_Data listing_:
————————
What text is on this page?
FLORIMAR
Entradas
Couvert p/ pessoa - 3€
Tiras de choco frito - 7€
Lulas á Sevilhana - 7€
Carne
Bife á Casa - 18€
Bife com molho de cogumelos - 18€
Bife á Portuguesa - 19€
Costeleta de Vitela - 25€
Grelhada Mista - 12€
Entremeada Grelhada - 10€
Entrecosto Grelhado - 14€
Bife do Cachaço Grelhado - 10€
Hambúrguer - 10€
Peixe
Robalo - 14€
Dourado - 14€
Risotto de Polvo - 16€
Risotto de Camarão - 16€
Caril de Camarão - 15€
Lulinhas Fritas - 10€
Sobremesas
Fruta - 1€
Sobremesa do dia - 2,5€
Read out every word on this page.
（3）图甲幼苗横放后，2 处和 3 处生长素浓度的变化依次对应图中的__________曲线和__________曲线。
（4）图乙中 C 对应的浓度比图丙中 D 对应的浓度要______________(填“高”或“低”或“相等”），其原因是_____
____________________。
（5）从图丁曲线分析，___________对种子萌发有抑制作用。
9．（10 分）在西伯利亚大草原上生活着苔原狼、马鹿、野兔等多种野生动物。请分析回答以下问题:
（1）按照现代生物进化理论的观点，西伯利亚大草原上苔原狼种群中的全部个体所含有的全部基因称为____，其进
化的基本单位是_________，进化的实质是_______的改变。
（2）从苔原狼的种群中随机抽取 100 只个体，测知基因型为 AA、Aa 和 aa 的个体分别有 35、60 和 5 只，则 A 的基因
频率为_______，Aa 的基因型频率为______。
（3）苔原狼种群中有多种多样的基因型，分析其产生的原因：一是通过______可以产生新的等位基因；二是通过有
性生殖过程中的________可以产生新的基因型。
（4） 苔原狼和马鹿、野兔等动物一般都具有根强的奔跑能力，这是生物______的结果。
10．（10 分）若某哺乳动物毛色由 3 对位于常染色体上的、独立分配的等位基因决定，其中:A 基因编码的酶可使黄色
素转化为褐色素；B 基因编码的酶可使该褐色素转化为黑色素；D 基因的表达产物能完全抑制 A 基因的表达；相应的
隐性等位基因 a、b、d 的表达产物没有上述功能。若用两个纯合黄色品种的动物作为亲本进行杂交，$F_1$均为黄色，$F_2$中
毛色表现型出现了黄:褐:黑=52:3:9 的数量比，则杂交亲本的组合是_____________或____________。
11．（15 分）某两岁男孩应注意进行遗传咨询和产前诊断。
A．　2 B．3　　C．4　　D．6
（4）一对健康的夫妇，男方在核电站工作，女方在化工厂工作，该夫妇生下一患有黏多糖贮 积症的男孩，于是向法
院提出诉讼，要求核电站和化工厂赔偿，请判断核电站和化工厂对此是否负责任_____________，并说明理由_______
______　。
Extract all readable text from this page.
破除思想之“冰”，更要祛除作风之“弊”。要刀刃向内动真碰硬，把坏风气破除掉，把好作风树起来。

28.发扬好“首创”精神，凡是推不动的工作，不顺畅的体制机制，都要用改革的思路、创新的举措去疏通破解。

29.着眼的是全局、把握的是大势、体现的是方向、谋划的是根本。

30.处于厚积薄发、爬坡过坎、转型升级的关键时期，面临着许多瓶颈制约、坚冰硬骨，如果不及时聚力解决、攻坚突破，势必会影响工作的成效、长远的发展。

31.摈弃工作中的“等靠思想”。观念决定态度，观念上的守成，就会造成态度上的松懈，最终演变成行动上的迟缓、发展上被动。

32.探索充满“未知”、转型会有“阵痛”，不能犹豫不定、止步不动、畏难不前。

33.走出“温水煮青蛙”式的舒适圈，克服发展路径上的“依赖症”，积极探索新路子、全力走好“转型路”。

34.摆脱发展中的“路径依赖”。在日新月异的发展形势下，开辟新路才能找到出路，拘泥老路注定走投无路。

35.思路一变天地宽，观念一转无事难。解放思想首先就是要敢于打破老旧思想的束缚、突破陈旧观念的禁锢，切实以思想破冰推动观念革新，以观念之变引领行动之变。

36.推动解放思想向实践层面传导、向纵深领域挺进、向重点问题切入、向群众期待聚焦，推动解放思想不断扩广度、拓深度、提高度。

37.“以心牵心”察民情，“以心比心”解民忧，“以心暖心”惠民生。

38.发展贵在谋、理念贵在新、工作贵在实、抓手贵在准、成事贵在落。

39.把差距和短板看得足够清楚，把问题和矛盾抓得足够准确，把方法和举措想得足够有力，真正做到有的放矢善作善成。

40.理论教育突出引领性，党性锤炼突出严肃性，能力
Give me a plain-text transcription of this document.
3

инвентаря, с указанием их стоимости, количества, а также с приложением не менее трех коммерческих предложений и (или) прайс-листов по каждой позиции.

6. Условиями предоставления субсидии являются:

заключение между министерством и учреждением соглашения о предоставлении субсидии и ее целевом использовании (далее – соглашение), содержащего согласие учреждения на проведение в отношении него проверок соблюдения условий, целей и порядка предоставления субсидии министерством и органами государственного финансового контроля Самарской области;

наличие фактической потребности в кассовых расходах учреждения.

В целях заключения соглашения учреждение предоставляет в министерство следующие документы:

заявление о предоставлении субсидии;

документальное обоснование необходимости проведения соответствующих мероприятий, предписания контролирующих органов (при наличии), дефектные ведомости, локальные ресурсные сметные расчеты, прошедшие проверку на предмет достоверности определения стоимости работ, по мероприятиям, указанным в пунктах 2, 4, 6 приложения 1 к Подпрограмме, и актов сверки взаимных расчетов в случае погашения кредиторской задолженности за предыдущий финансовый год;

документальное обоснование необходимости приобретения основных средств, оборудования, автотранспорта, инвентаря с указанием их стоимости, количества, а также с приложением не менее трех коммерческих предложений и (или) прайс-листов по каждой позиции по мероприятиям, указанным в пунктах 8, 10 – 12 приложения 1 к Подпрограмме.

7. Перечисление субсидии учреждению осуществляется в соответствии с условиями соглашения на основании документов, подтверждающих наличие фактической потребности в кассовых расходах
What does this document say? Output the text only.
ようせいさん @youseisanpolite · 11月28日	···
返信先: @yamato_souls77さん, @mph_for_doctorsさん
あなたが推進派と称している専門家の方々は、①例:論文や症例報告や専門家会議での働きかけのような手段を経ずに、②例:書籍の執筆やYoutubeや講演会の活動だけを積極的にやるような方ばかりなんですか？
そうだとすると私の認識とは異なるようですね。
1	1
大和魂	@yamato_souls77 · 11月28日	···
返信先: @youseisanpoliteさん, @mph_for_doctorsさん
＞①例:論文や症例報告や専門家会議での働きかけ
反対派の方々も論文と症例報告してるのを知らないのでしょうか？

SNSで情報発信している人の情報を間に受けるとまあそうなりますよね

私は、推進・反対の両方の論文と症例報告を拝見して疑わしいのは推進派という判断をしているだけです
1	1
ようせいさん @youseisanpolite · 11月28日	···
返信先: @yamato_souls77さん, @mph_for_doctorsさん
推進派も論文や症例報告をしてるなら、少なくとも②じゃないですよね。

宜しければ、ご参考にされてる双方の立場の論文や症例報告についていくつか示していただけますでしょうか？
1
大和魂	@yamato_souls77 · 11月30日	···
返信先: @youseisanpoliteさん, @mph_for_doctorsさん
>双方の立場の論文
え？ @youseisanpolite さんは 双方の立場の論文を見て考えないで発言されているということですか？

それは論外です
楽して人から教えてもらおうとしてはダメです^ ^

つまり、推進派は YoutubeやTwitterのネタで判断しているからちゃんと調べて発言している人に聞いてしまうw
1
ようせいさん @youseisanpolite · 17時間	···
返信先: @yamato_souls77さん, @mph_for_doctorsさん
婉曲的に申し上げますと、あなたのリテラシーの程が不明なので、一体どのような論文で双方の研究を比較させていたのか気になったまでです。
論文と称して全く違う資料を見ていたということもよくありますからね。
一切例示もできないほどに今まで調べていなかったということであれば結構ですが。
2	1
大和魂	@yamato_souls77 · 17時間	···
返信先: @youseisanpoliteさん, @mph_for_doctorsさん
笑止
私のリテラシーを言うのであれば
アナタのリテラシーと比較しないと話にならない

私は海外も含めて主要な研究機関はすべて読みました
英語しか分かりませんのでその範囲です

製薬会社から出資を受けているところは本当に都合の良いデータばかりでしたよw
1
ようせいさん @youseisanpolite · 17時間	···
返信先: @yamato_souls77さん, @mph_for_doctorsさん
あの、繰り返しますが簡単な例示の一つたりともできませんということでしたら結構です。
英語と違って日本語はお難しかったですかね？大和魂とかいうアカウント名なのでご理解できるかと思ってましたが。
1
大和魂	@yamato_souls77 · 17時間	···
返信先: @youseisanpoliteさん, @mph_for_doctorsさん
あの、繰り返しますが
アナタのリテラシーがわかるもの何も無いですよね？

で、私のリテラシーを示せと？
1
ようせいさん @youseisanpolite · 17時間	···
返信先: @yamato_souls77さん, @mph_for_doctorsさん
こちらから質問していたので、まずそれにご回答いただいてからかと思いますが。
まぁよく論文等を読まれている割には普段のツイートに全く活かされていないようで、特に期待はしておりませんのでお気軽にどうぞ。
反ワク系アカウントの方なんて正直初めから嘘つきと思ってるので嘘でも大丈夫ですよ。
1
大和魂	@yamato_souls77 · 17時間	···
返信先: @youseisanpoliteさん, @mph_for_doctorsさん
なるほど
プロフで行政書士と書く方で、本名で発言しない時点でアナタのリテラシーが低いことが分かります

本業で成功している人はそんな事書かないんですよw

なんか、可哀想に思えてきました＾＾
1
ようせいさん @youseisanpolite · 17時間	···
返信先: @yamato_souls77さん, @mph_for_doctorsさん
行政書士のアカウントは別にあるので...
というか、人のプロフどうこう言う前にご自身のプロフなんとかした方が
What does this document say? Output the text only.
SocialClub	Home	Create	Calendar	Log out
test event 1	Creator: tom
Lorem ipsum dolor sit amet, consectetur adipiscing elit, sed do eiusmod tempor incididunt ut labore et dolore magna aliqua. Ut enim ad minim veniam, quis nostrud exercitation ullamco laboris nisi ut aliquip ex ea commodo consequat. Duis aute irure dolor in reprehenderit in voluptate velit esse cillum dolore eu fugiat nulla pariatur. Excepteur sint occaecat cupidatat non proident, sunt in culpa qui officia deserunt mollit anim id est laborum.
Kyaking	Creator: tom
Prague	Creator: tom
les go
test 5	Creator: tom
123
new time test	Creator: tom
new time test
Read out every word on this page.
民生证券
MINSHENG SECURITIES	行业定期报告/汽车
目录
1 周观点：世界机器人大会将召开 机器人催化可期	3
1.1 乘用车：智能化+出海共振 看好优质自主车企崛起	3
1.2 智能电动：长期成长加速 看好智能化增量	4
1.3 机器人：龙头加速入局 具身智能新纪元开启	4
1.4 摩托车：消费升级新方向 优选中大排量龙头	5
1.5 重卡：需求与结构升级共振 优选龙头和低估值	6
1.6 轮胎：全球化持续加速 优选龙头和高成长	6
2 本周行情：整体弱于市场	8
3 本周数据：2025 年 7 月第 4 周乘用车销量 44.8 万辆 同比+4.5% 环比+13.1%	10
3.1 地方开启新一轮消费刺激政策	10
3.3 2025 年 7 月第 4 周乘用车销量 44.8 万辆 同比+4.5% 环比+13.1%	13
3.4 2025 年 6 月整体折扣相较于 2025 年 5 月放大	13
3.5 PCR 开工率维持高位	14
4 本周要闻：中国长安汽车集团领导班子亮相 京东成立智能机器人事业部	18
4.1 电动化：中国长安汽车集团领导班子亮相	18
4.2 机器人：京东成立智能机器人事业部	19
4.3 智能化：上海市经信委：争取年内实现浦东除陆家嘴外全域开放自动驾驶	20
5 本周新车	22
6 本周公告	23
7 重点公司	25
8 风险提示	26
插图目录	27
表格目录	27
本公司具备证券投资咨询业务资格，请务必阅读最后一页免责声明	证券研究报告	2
————————
_Exercise brief_:
List all lines above in which the string "time" appears.

_Exercise solution_:
new time test	Creator: tom
new time test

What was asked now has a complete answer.